Stored data entries:
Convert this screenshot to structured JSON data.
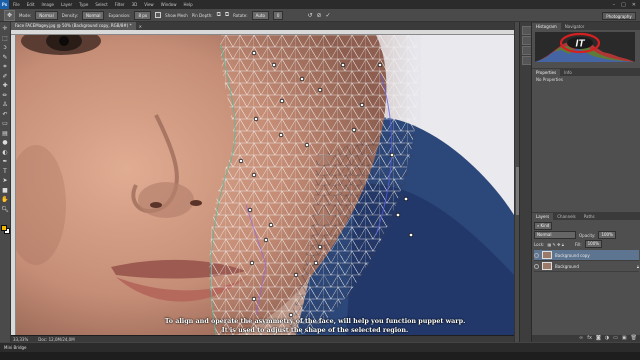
{
  "app": {
    "logo": "Ps"
  },
  "menu": [
    "File",
    "Edit",
    "Image",
    "Layer",
    "Type",
    "Select",
    "Filter",
    "3D",
    "View",
    "Window",
    "Help"
  ],
  "options": {
    "mode_label": "Mode:",
    "mode_value": "Normal",
    "density_label": "Density:",
    "density_value": "Normal",
    "expansion_label": "Expansion:",
    "expansion_value": "8 px",
    "show_mesh_label": "Show Mesh",
    "pin_depth_label": "Pin Depth:",
    "rotate_label": "Rotate:",
    "rotate_value": "Auto",
    "workspace": "Photography"
  },
  "document": {
    "tab_title": "Face FACEMagey.jpg @ 50% (Background copy, RGB/8#) *",
    "zoom": "33,33%",
    "doc_info": "Doc: 12,0M/24,0M"
  },
  "panels": {
    "top_tabs": [
      "Histogram",
      "Navigator"
    ],
    "props_tabs": [
      "Properties",
      "Info"
    ],
    "props_body": "No Properties",
    "layers_tabs": [
      "Layers",
      "Channels",
      "Paths"
    ],
    "blend_mode": "Normal",
    "opacity_label": "Opacity:",
    "opacity_value": "100%",
    "lock_label": "Lock:",
    "fill_label": "Fill:",
    "fill_value": "100%",
    "layers": [
      {
        "name": "Background copy",
        "active": true
      },
      {
        "name": "Background",
        "active": false
      }
    ]
  },
  "bottom_bar": {
    "label": "Mini Bridge"
  },
  "watermark": {
    "text": "IT"
  },
  "subtitle": {
    "line1": "To align and operate the asymmetry of the face, will help you function puppet warp.",
    "line2": "It is used to adjust the shape of the selected region."
  },
  "colors": {
    "foreground": "#f2b700",
    "background": "#ffffff",
    "accent": "#5e7592"
  }
}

Work required ->
Exclude the pictures and transcribe all of the entries exactly.

Full solution ->
Convert this screenshot to structured JSON data.
{
  "app": {
    "logo": "Ps"
  },
  "menu": [
    "File",
    "Edit",
    "Image",
    "Layer",
    "Type",
    "Select",
    "Filter",
    "3D",
    "View",
    "Window",
    "Help"
  ],
  "options": {
    "mode_label": "Mode:",
    "mode_value": "Normal",
    "density_label": "Density:",
    "density_value": "Normal",
    "expansion_label": "Expansion:",
    "expansion_value": "8 px",
    "show_mesh_label": "Show Mesh",
    "pin_depth_label": "Pin Depth:",
    "rotate_label": "Rotate:",
    "rotate_value": "Auto",
    "workspace": "Photography"
  },
  "document": {
    "tab_title": "Face FACEMagey.jpg @ 50% (Background copy, RGB/8#) *",
    "zoom": "33,33%",
    "doc_info": "Doc: 12,0M/24,0M"
  },
  "panels": {
    "top_tabs": [
      "Histogram",
      "Navigator"
    ],
    "props_tabs": [
      "Properties",
      "Info"
    ],
    "props_body": "No Properties",
    "layers_tabs": [
      "Layers",
      "Channels",
      "Paths"
    ],
    "blend_mode": "Normal",
    "opacity_label": "Opacity:",
    "opacity_value": "100%",
    "lock_label": "Lock:",
    "fill_label": "Fill:",
    "fill_value": "100%",
    "layers": [
      {
        "name": "Background copy",
        "active": true
      },
      {
        "name": "Background",
        "active": false
      }
    ]
  },
  "bottom_bar": {
    "label": "Mini Bridge"
  },
  "watermark": {
    "text": "IT"
  },
  "subtitle": {
    "line1": "To align and operate the asymmetry of the face, will help you function puppet warp.",
    "line2": "It is used to adjust the shape of the selected region."
  },
  "colors": {
    "foreground": "#f2b700",
    "background": "#ffffff",
    "accent": "#5e7592"
  }
}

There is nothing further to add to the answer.